---- Working data

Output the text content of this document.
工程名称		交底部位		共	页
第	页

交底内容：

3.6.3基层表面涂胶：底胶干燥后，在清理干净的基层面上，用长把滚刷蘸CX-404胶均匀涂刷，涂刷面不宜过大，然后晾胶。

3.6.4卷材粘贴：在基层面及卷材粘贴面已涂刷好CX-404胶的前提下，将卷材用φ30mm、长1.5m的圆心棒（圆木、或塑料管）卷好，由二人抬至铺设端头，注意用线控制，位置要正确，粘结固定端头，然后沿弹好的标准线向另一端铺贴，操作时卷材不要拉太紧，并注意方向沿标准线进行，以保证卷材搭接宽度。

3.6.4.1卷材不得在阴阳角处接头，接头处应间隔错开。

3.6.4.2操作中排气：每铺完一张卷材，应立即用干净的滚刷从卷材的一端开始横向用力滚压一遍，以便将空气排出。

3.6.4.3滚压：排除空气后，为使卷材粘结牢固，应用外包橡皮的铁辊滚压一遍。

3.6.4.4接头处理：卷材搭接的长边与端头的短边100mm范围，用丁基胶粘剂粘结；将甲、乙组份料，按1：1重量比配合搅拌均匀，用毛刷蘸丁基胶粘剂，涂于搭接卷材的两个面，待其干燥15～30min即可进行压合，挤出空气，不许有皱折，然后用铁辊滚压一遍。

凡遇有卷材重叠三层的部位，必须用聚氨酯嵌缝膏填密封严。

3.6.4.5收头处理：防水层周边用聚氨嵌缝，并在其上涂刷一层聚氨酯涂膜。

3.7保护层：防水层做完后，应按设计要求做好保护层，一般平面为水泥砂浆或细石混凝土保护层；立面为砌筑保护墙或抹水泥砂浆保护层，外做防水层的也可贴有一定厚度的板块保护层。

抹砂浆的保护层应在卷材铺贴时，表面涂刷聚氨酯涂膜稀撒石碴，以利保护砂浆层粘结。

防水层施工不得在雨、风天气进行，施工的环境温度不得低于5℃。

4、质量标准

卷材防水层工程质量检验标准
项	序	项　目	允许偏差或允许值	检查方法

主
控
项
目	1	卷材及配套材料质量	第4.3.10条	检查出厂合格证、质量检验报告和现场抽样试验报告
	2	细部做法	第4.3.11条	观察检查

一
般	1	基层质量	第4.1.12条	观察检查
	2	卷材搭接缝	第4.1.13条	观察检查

--------

◆ **What needs to be done**
Write out the full set of records exactly as given.

◆ **Exercise output**
Output the text content of this document.
工程名称		交底部位		共	页
第	页

交底内容：

3.6.3基层表面涂胶：底胶干燥后，在清理干净的基层面上，用长把滚刷蘸CX-404胶均匀涂刷，涂刷面不宜过大，然后晾胶。

3.6.4卷材粘贴：在基层面及卷材粘贴面已涂刷好CX-404胶的前提下，将卷材用φ30mm、长1.5m的圆心棒（圆木、或塑料管）卷好，由二人抬至铺设端头，注意用线控制，位置要正确，粘结固定端头，然后沿弹好的标准线向另一端铺贴，操作时卷材不要拉太紧，并注意方向沿标准线进行，以保证卷材搭接宽度。

3.6.4.1卷材不得在阴阳角处接头，接头处应间隔错开。

3.6.4.2操作中排气：每铺完一张卷材，应立即用干净的滚刷从卷材的一端开始横向用力滚压一遍，以便将空气排出。

3.6.4.3滚压：排除空气后，为使卷材粘结牢固，应用外包橡皮的铁辊滚压一遍。

3.6.4.4接头处理：卷材搭接的长边与端头的短边100mm范围，用丁基胶粘剂粘结；将甲、乙组份料，按1：1重量比配合搅拌均匀，用毛刷蘸丁基胶粘剂，涂于搭接卷材的两个面，待其干燥15～30min即可进行压合，挤出空气，不许有皱折，然后用铁辊滚压一遍。

凡遇有卷材重叠三层的部位，必须用聚氨酯嵌缝膏填密封严。

3.6.4.5收头处理：防水层周边用聚氨嵌缝，并在其上涂刷一层聚氨酯涂膜。

3.7保护层：防水层做完后，应按设计要求做好保护层，一般平面为水泥砂浆或细石混凝土保护层；立面为砌筑保护墙或抹水泥砂浆保护层，外做防水层的也可贴有一定厚度的板块保护层。

抹砂浆的保护层应在卷材铺贴时，表面涂刷聚氨酯涂膜稀撒石碴，以利保护砂浆层粘结。

防水层施工不得在雨、风天气进行，施工的环境温度不得低于5℃。

4、质量标准

卷材防水层工程质量检验标准
项	序	项　目	允许偏差或允许值	检查方法

主
控
项
目	1	卷材及配套材料质量	第4.3.10条	检查出厂合格证、质量检验报告和现场抽样试验报告
	2	细部做法	第4.3.11条	观察检查

一
般	1	基层质量	第4.1.12条	观察检查
	2	卷材搭接缝	第4.1.13条	观察检查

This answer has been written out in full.